[Records from a data source]
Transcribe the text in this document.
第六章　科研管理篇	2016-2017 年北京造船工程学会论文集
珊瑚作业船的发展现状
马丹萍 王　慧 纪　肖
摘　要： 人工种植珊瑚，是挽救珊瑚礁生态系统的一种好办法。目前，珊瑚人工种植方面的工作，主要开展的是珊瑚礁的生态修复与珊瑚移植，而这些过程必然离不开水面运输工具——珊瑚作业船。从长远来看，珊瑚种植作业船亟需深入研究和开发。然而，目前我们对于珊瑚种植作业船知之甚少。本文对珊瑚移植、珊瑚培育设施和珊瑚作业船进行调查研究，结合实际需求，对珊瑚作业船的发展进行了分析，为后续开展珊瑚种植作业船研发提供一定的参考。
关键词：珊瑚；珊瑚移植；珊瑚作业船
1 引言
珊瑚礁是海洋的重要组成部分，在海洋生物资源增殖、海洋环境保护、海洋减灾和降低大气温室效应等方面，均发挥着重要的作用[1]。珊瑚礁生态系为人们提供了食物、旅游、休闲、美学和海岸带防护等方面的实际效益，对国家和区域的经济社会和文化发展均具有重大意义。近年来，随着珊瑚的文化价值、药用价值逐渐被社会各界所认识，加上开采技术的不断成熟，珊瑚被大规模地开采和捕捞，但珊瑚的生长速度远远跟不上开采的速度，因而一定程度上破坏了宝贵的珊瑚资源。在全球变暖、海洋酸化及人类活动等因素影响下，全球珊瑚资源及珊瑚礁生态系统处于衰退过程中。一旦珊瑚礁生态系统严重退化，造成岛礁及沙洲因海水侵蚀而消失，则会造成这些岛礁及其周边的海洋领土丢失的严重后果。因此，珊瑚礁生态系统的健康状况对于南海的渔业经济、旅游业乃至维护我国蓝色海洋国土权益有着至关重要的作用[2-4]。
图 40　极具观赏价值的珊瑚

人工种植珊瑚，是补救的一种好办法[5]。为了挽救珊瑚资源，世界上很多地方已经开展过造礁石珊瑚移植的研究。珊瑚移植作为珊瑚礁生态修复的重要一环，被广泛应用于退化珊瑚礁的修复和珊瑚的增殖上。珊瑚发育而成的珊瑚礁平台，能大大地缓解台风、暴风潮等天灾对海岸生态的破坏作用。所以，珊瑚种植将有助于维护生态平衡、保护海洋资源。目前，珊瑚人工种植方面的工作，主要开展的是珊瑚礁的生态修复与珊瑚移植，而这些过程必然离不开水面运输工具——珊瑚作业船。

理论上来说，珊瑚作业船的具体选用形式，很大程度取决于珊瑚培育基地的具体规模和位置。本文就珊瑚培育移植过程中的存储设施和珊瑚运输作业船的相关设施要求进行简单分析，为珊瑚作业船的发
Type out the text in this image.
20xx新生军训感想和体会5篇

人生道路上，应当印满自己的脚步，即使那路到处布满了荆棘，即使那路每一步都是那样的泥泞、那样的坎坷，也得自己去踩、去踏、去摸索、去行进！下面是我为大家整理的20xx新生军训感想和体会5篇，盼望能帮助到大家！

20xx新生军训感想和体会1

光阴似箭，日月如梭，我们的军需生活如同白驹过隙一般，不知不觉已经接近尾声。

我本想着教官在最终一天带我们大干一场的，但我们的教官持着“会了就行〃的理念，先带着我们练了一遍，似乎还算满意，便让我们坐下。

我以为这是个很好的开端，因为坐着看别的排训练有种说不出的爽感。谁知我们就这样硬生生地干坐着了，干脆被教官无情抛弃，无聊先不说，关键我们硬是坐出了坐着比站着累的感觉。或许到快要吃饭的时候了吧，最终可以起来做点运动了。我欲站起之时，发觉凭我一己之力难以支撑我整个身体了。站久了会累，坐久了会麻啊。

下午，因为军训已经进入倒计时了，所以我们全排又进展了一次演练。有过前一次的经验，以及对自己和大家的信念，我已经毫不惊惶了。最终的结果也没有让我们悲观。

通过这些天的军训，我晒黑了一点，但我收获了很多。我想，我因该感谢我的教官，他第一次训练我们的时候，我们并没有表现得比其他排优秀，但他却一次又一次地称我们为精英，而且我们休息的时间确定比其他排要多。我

• [Exercise requirements] Return all the lines that contain the string "this".

• [Exercise output]
Transcribe the text in this document.
Type out the text in this image.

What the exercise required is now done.